_DIRECTIONS FOR THIS TASK:_ Pull out every line below that holds the word "Inspiração".

(Stored data)

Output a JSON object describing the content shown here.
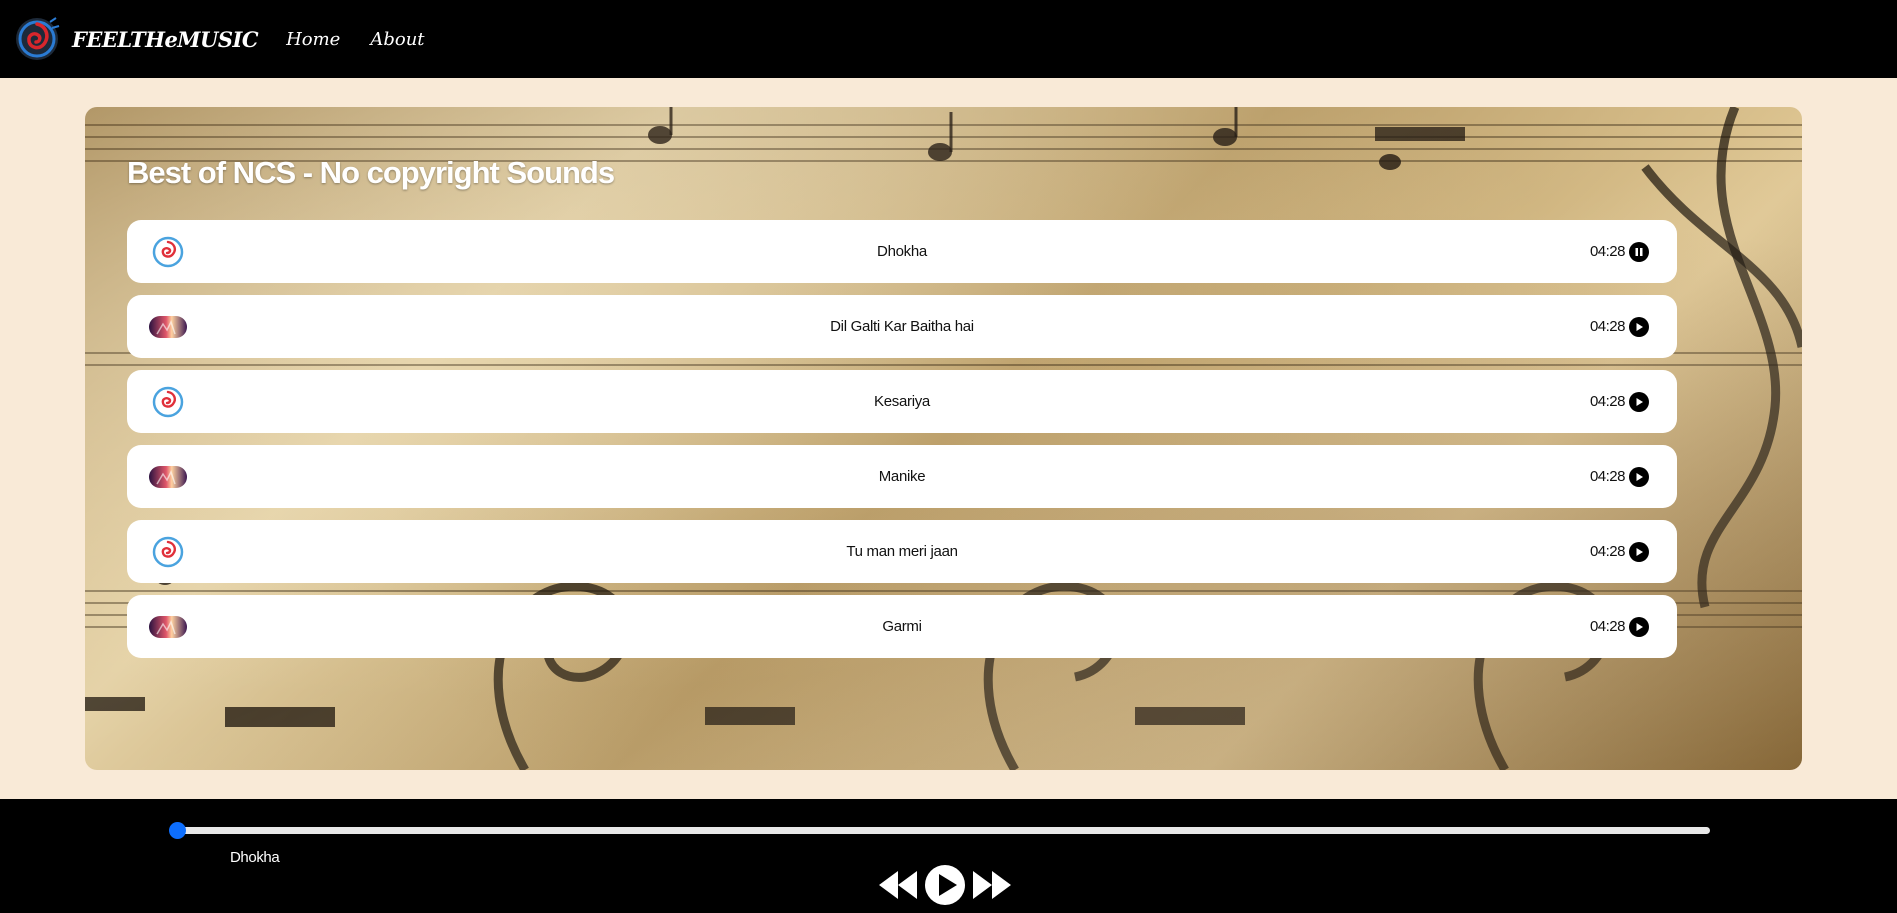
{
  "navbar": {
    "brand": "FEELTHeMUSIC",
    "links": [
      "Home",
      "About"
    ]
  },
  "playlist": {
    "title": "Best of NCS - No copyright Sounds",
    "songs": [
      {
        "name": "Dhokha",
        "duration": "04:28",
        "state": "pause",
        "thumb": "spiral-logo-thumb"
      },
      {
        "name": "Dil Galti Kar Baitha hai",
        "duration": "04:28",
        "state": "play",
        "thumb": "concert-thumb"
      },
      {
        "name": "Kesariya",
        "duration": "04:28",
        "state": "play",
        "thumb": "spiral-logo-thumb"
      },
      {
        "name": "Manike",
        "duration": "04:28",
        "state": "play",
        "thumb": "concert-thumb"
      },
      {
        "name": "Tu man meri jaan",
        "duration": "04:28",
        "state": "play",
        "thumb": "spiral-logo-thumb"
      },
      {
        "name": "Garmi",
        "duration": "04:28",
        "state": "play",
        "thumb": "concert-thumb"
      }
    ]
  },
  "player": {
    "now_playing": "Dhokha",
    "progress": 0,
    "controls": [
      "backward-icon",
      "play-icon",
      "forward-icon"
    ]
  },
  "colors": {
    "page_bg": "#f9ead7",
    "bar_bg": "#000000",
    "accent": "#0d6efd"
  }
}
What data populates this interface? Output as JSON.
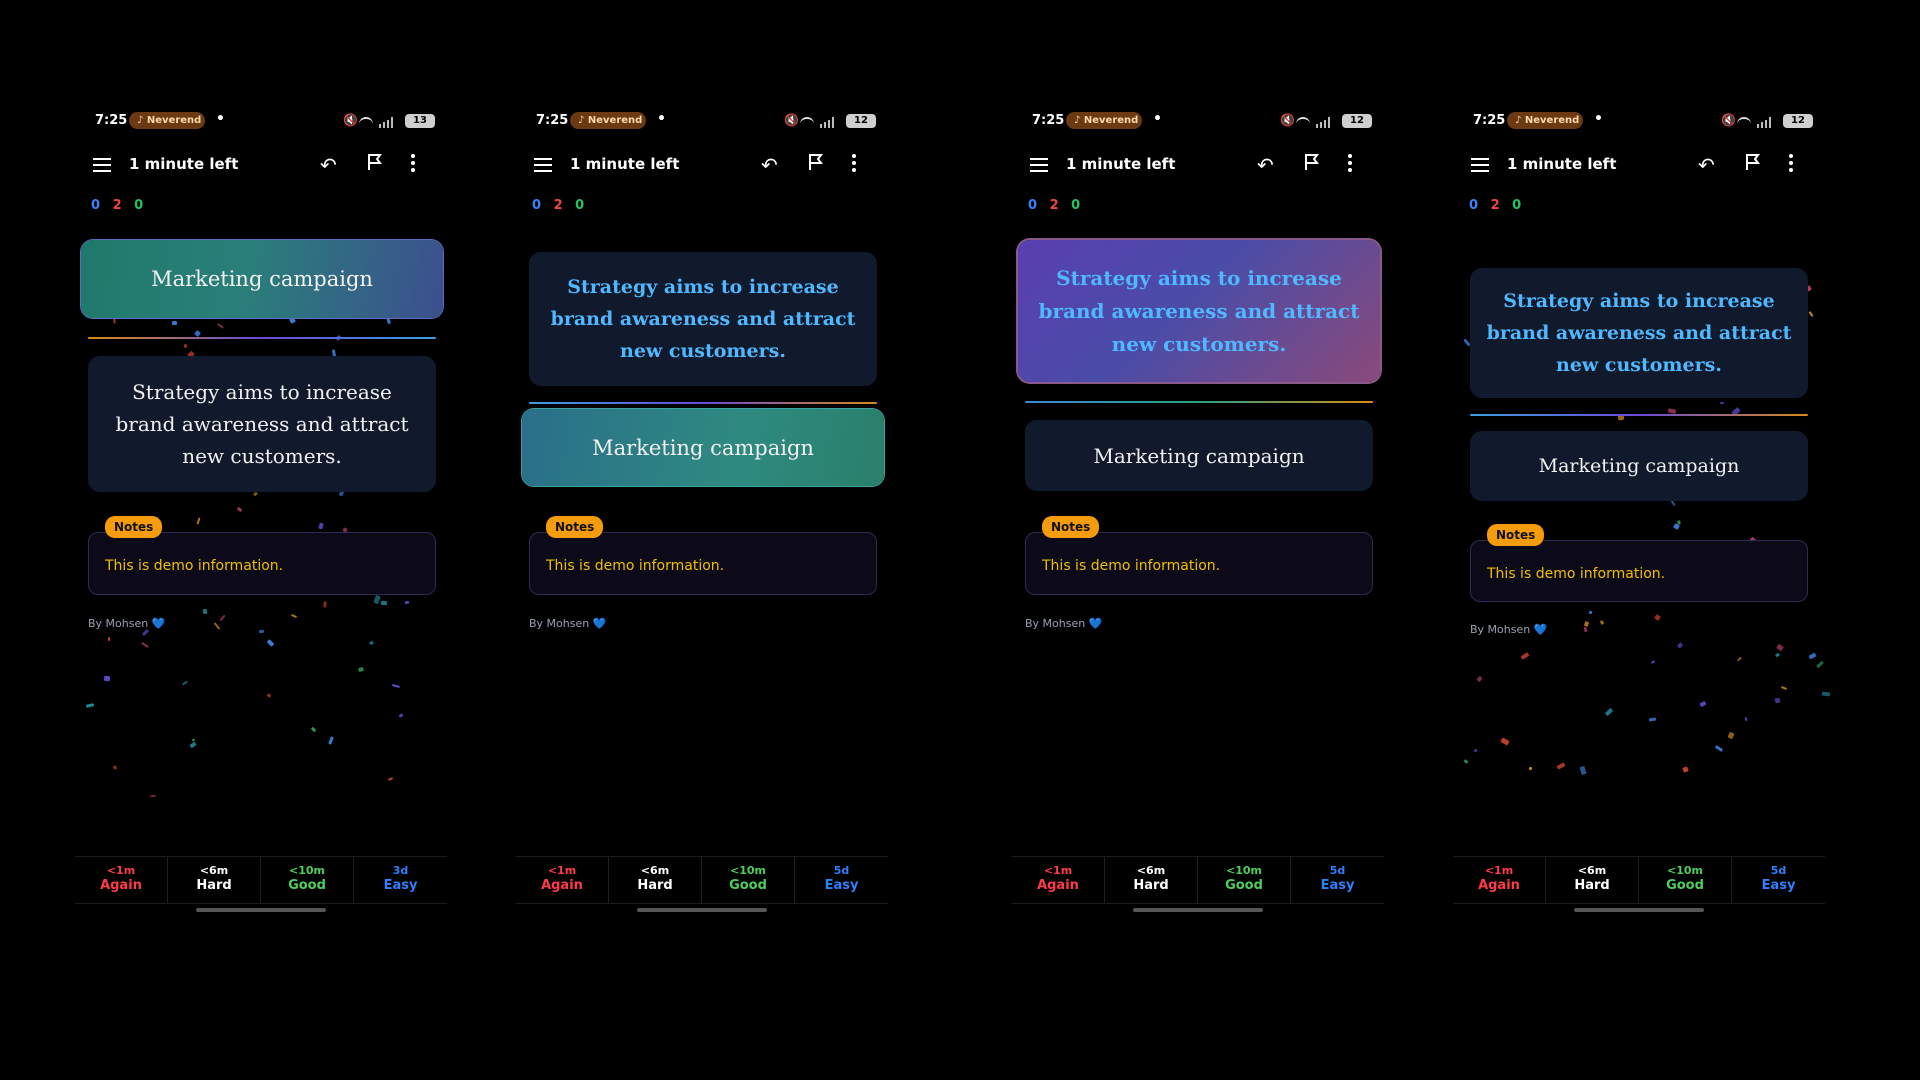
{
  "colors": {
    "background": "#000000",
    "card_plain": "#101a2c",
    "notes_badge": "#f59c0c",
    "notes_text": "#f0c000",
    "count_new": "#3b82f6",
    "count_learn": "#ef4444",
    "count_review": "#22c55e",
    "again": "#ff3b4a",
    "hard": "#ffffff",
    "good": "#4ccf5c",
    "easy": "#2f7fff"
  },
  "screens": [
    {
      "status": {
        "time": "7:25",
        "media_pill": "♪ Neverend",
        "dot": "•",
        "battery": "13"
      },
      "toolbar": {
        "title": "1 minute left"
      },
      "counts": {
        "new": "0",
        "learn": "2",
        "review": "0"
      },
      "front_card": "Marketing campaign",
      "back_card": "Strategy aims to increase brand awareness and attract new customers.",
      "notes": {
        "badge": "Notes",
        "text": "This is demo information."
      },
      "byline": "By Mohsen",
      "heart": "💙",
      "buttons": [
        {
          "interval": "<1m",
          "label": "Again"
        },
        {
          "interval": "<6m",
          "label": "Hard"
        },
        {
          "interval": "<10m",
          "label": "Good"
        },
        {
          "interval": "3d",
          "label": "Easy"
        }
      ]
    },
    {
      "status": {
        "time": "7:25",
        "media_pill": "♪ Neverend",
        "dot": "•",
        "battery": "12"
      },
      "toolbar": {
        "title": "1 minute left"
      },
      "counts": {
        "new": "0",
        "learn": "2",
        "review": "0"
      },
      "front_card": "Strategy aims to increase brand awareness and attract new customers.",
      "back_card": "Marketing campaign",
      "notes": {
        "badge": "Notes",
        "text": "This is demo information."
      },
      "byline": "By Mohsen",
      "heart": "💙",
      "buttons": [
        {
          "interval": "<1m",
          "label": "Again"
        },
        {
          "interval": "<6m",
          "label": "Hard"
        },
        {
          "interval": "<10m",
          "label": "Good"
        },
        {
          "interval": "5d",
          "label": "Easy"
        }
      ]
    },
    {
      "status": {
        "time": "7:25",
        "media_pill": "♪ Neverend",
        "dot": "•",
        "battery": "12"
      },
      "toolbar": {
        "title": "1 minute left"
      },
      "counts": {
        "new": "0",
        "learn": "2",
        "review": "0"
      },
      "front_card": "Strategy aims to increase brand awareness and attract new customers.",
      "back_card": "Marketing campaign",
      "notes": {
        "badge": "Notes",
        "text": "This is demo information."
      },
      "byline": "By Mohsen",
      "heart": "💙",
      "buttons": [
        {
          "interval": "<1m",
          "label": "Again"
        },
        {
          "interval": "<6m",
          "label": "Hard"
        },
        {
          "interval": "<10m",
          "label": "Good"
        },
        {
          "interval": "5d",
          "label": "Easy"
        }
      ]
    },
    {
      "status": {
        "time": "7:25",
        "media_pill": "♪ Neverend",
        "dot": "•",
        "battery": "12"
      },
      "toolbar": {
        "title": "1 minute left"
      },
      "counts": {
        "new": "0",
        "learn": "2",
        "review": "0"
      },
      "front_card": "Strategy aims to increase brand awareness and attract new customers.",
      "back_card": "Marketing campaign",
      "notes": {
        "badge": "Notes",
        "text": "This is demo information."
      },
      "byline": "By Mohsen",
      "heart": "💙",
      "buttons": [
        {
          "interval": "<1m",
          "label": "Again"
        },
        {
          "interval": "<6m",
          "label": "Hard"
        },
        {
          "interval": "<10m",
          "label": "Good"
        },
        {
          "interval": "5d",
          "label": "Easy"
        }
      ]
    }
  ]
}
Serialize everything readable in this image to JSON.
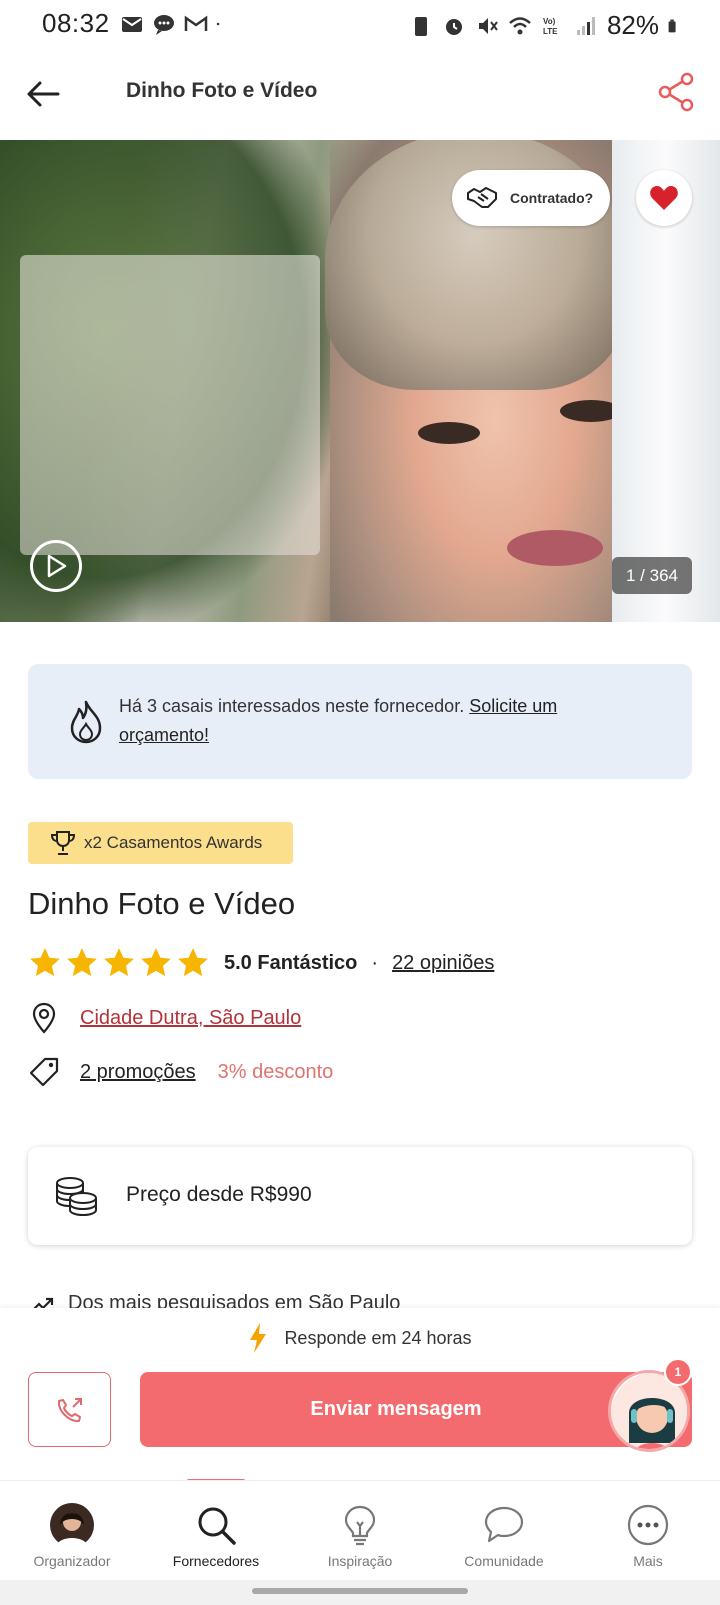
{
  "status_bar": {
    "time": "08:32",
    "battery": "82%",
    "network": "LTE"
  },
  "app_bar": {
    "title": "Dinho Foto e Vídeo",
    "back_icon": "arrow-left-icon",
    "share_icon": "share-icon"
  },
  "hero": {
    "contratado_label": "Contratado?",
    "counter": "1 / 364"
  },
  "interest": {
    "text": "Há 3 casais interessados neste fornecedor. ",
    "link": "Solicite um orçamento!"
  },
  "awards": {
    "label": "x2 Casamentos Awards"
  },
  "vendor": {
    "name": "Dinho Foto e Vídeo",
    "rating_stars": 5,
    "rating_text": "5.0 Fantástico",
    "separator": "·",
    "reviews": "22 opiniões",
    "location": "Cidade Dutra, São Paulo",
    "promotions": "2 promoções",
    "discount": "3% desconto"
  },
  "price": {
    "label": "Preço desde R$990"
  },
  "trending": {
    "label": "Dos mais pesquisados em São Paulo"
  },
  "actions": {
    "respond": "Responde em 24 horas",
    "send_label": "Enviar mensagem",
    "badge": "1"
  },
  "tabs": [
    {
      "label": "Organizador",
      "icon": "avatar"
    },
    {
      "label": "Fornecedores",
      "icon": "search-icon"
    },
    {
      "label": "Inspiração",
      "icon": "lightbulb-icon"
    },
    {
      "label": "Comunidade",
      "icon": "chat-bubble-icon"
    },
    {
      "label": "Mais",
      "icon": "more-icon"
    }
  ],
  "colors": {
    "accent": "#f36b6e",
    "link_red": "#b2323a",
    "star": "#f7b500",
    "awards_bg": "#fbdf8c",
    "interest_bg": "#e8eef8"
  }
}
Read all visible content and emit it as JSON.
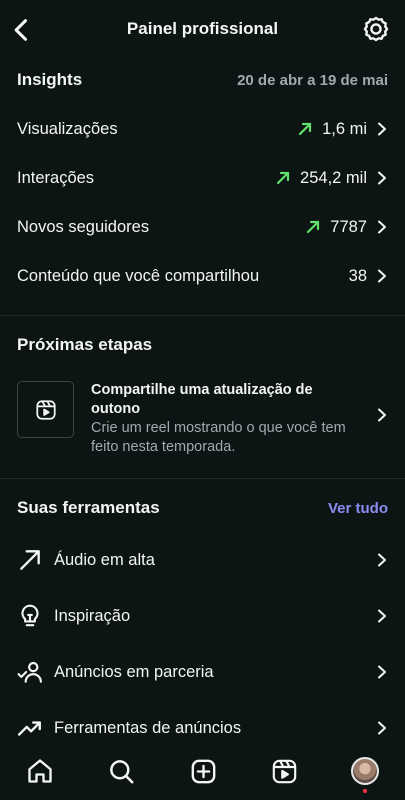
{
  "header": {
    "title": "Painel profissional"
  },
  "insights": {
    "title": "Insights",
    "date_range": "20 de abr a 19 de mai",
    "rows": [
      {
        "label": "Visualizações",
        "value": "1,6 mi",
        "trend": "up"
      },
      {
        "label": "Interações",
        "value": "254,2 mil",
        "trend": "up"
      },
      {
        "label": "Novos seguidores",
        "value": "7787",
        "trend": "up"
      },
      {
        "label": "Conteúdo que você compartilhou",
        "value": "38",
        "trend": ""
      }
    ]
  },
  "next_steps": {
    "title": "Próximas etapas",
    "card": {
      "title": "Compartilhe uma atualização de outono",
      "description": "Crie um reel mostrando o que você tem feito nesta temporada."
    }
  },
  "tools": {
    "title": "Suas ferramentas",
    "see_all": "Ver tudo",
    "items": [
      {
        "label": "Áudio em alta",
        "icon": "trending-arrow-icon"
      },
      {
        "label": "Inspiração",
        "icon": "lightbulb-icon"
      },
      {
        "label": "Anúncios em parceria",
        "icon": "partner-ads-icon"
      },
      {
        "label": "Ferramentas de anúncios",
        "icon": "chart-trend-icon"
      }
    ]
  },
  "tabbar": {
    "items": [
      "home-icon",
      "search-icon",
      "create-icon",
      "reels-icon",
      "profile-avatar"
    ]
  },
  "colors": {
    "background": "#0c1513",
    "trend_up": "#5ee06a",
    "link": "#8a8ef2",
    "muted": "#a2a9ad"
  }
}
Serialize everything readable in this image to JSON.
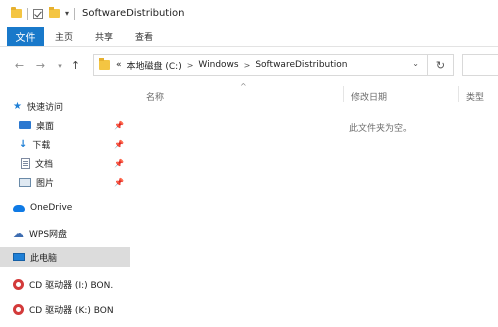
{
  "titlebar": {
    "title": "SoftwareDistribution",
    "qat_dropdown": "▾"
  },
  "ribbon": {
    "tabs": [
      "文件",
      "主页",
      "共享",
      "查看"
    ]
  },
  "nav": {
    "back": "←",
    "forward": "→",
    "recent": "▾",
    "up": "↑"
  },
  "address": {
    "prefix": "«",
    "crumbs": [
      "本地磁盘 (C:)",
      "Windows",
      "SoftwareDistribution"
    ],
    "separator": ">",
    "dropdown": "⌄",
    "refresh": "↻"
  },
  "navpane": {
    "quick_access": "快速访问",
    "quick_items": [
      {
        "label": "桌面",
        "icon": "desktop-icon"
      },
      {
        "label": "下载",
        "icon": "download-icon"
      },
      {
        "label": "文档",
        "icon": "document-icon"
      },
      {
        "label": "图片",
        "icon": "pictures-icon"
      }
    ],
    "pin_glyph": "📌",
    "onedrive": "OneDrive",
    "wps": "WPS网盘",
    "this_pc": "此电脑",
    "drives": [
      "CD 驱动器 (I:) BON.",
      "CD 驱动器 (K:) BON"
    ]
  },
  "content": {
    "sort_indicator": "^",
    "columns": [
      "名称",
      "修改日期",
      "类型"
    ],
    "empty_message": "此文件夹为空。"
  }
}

_TASK RESULT:_
      "label": "Inspiração",
        "label": "Inspiração",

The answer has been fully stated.